**Given request**
Pull out each line of the records holding the string "Progesterone".

-- Begin Data shown --

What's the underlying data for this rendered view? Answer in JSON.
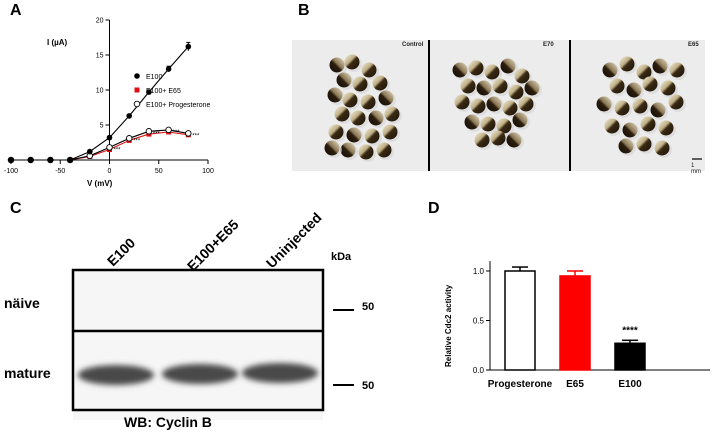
{
  "panels": {
    "a": "A",
    "b": "B",
    "c": "C",
    "d": "D"
  },
  "panel_a": {
    "ylabel": "I (µA)",
    "xlabel": "V (mV)",
    "x_ticks": [
      "-100",
      "-50",
      "0",
      "50",
      "100"
    ],
    "y_ticks": [
      "5",
      "10",
      "15",
      "20"
    ],
    "legend": [
      "E100",
      "E100+ E65",
      "E100+ Progesterone"
    ],
    "significance": "***"
  },
  "panel_b": {
    "labels": [
      "Control",
      "E70",
      "E65"
    ],
    "scale_bar": "1 mm"
  },
  "panel_c": {
    "lanes": [
      "E100",
      "E100+E65",
      "Uninjected"
    ],
    "kda_label": "kDa",
    "rows": [
      "näive",
      "mature"
    ],
    "markers": [
      "50",
      "50"
    ],
    "caption": "WB: Cyclin B"
  },
  "panel_d": {
    "ylabel": "Relative Cdc2 activity",
    "significance": "****"
  },
  "chart_data": [
    {
      "type": "line",
      "xlim": [
        -100,
        100
      ],
      "ylim": [
        0,
        20
      ],
      "series": [
        {
          "name": "E100",
          "color": "#000000",
          "marker": "filled-circle",
          "x": [
            -100,
            -80,
            -60,
            -40,
            -20,
            0,
            20,
            40,
            60,
            80
          ],
          "y": [
            0,
            0,
            0,
            0,
            1.2,
            3.2,
            6.3,
            9.7,
            13.0,
            16.2
          ]
        },
        {
          "name": "E100+ E65",
          "color": "#e01010",
          "marker": "square",
          "x": [
            -100,
            -80,
            -60,
            -40,
            -20,
            0,
            20,
            40,
            60,
            80
          ],
          "y": [
            0,
            0,
            0,
            0,
            0.5,
            1.5,
            2.8,
            3.7,
            4.0,
            3.6
          ]
        },
        {
          "name": "E100+ Progesterone",
          "color": "#000000",
          "marker": "open-circle",
          "x": [
            -100,
            -80,
            -60,
            -40,
            -20,
            0,
            20,
            40,
            60,
            80
          ],
          "y": [
            0,
            0,
            0,
            0,
            0.6,
            1.8,
            3.1,
            4.1,
            4.3,
            3.8
          ]
        }
      ],
      "error_bars": {
        "E100": [
          0,
          0,
          0,
          0,
          0.1,
          0.2,
          0.2,
          0.3,
          0.4,
          0.6
        ]
      },
      "significance_x": [
        0,
        20,
        40,
        60,
        80
      ]
    },
    {
      "type": "bar",
      "categories": [
        "Progesterone",
        "E65",
        "E100"
      ],
      "values": [
        1.0,
        0.95,
        0.27
      ],
      "errors": [
        0.04,
        0.05,
        0.03
      ],
      "colors": [
        "#ffffff",
        "#ff0000",
        "#000000"
      ],
      "ylim": [
        0,
        1.1
      ],
      "y_ticks": [
        "0.0",
        "0.5",
        "1.0"
      ]
    }
  ]
}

-- End Data shown --

**Result below**
      "E100+ Progesterone"
          "name": "E100+ Progesterone",
        "Progesterone",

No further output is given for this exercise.